YOUR INSTRUCTIONS: Omit all images. Transcribe the rest of the material below exactly.
··· INFORMATION PROVIDED ···
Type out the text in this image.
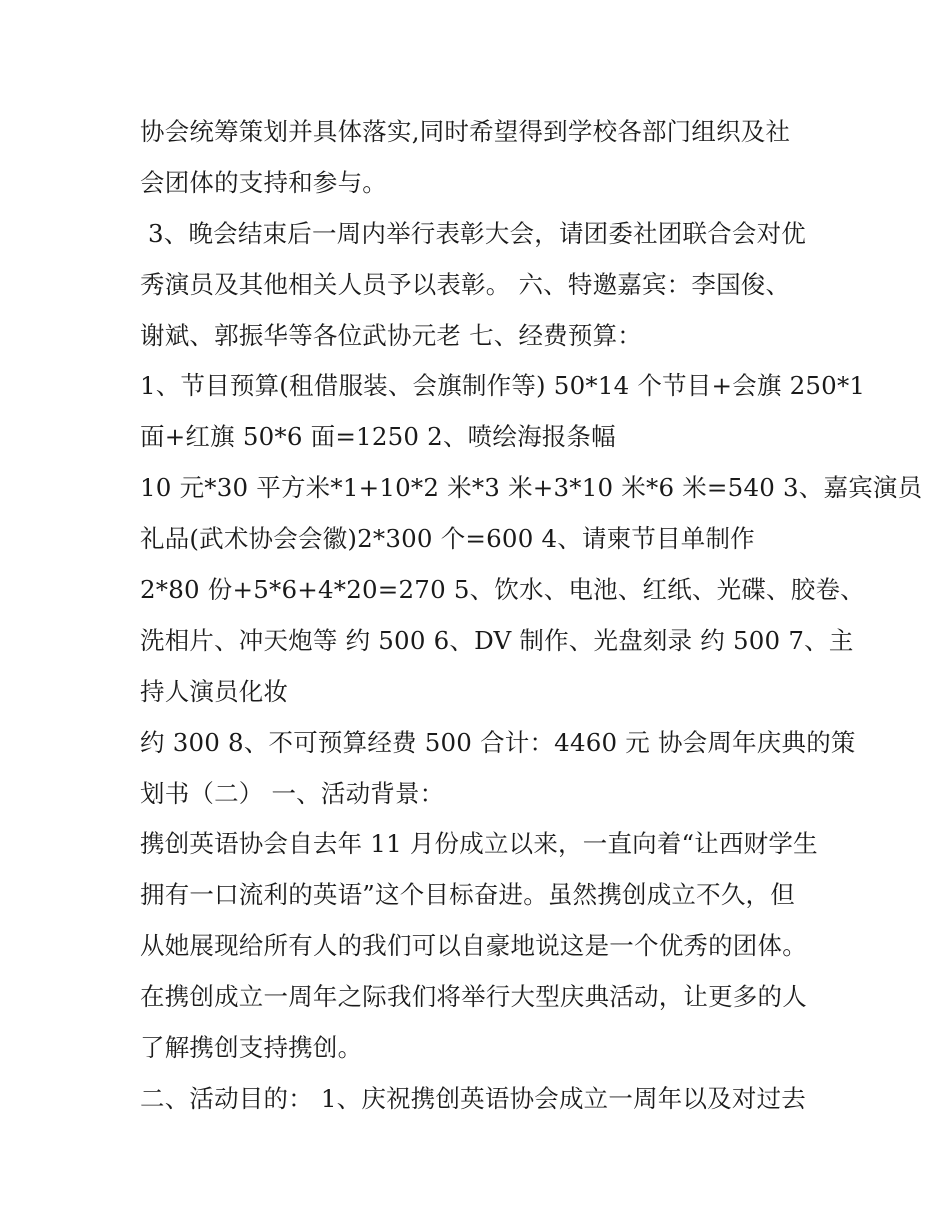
协会统筹策划并具体落实,同时希望得到学校各部门组织及社
会团体的支持和参与。
3、晚会结束后一周内举行表彰大会，请团委社团联合会对优
秀演员及其他相关人员予以表彰。 六、特邀嘉宾：李国俊、
谢斌、郭振华等各位武协元老 七、经费预算：
1、节目预算(租借服装、会旗制作等) 50*14 个节目+会旗 250*1
面+红旗 50*6 面=1250 2、喷绘海报条幅
10 元*30 平方米*1+10*2 米*3 米+3*10 米*6 米=540 3、嘉宾演员
礼品(武术协会会徽)2*300 个=600 4、请柬节目单制作
2*80 份+5*6+4*20=270 5、饮水、电池、红纸、光碟、胶卷、
洗相片、冲天炮等 约 500 6、DV 制作、光盘刻录 约 500 7、主
持人演员化妆
约 300 8、不可预算经费 500 合计：4460 元 协会周年庆典的策
划书（二） 一、活动背景：
携创英语协会自去年 11 月份成立以来，一直向着“让西财学生
拥有一口流利的英语”这个目标奋进。虽然携创成立不久，但
从她展现给所有人的我们可以自豪地说这是一个优秀的团体。
在携创成立一周年之际我们将举行大型庆典活动，让更多的人
了解携创支持携创。
二、活动目的： 1、庆祝携创英语协会成立一周年以及对过去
···
THE ANSWER:
Type out the text in this image.
协会统筹策划并具体落实,同时希望得到学校各部门组织及社
会团体的支持和参与。
3、晚会结束后一周内举行表彰大会，请团委社团联合会对优
秀演员及其他相关人员予以表彰。 六、特邀嘉宾：李国俊、
谢斌、郭振华等各位武协元老 七、经费预算：
1、节目预算(租借服装、会旗制作等) 50*14 个节目+会旗 250*1
面+红旗 50*6 面=1250 2、喷绘海报条幅
10 元*30 平方米*1+10*2 米*3 米+3*10 米*6 米=540 3、嘉宾演员
礼品(武术协会会徽)2*300 个=600 4、请柬节目单制作
2*80 份+5*6+4*20=270 5、饮水、电池、红纸、光碟、胶卷、
洗相片、冲天炮等 约 500 6、DV 制作、光盘刻录 约 500 7、主
持人演员化妆
约 300 8、不可预算经费 500 合计：4460 元 协会周年庆典的策
划书（二） 一、活动背景：
携创英语协会自去年 11 月份成立以来，一直向着“让西财学生
拥有一口流利的英语”这个目标奋进。虽然携创成立不久，但
从她展现给所有人的我们可以自豪地说这是一个优秀的团体。
在携创成立一周年之际我们将举行大型庆典活动，让更多的人
了解携创支持携创。
二、活动目的： 1、庆祝携创英语协会成立一周年以及对过去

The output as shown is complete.